Data records
__________
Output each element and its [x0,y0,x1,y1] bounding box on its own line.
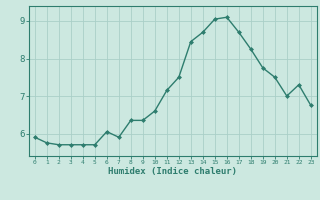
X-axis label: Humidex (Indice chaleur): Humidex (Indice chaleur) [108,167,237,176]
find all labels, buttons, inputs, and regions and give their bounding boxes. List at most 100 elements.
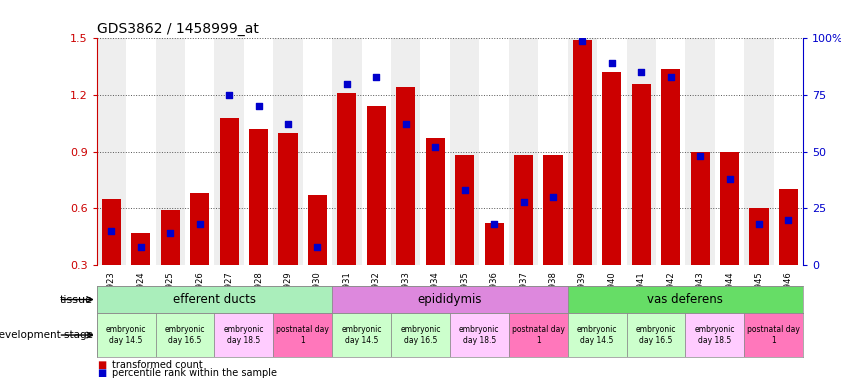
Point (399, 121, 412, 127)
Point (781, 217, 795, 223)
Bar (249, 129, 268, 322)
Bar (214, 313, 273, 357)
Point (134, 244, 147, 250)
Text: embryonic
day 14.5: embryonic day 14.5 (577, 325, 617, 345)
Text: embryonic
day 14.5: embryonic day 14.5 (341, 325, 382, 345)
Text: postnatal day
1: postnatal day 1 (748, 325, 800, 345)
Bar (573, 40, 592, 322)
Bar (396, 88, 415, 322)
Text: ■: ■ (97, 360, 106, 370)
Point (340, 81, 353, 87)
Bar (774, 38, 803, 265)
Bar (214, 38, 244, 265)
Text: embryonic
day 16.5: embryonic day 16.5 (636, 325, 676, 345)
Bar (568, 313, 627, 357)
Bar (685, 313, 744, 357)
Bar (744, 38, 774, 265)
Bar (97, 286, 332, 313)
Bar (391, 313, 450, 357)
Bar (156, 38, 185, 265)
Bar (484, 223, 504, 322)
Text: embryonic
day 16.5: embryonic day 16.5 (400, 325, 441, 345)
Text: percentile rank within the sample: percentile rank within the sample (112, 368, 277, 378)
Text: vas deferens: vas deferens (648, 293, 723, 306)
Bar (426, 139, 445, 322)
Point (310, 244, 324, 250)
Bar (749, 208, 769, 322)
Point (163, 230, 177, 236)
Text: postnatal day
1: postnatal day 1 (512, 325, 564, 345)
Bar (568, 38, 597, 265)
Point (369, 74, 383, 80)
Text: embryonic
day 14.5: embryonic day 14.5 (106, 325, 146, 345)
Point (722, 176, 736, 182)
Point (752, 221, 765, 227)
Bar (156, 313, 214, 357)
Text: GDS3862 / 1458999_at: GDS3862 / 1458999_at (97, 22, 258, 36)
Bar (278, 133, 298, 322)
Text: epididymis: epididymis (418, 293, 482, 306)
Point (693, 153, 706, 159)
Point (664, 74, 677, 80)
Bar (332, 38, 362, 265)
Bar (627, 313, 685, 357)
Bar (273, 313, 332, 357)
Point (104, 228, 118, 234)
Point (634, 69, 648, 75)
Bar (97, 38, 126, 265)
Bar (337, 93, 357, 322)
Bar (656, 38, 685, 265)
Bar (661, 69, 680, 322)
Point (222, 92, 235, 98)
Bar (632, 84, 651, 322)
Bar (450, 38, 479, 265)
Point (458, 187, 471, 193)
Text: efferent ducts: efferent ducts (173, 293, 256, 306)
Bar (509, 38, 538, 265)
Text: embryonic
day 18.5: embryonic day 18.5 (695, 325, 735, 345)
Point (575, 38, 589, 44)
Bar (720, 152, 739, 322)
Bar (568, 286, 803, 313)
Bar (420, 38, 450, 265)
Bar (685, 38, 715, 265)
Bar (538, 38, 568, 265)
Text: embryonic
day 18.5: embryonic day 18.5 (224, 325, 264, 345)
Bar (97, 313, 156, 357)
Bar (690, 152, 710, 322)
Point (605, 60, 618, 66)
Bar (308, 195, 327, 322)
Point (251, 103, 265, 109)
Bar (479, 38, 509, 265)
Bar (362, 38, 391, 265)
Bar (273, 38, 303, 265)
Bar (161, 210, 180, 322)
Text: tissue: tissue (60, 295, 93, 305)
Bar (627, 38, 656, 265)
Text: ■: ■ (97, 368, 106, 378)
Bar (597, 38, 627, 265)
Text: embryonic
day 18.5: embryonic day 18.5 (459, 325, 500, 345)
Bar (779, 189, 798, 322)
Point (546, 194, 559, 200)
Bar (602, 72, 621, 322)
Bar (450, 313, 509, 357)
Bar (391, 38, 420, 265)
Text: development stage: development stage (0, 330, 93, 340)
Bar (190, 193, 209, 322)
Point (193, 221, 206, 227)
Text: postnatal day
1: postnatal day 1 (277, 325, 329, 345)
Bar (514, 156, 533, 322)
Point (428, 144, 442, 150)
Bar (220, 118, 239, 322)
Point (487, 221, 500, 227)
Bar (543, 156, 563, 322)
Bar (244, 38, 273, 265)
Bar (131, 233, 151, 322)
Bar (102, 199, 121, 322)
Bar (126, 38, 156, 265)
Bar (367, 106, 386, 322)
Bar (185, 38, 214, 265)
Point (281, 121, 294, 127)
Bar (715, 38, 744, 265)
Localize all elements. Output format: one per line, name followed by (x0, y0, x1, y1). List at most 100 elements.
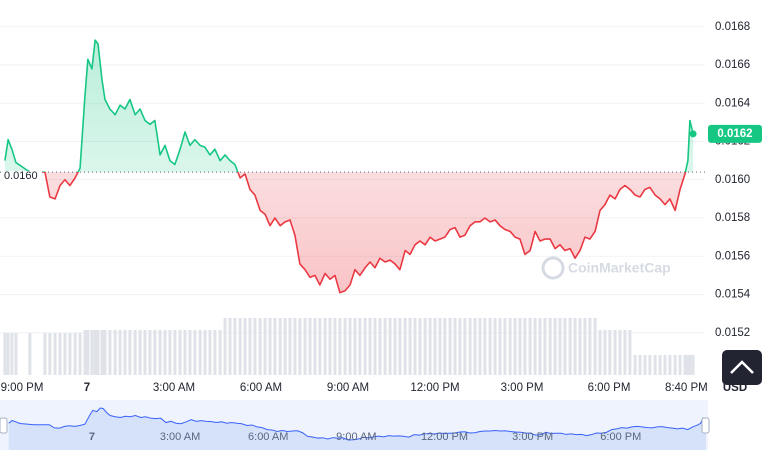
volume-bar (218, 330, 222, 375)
__________
SHORT TASK
Could you turn the lines from the start of the items through the line containing "find all labels, buttons, inputs, and" into a Markdown table with the columns n (a row number) and Line (the line itself)? Leave out blank lines and the pictures.

SOLUTION TO THIS PROBLEM
| n | Line |
|---|---|
| 1 | Output each element and its [x0,y0,x1,y1] bounding box on its own line. |
| 2 | X-axis label: Humidex (Indice chaleur): Humidex (Indice chaleur) [108,167,237,176] |
| 3 | find all labels, buttons, inputs, and regions and give their bounding boxes. List at most 100 elements. |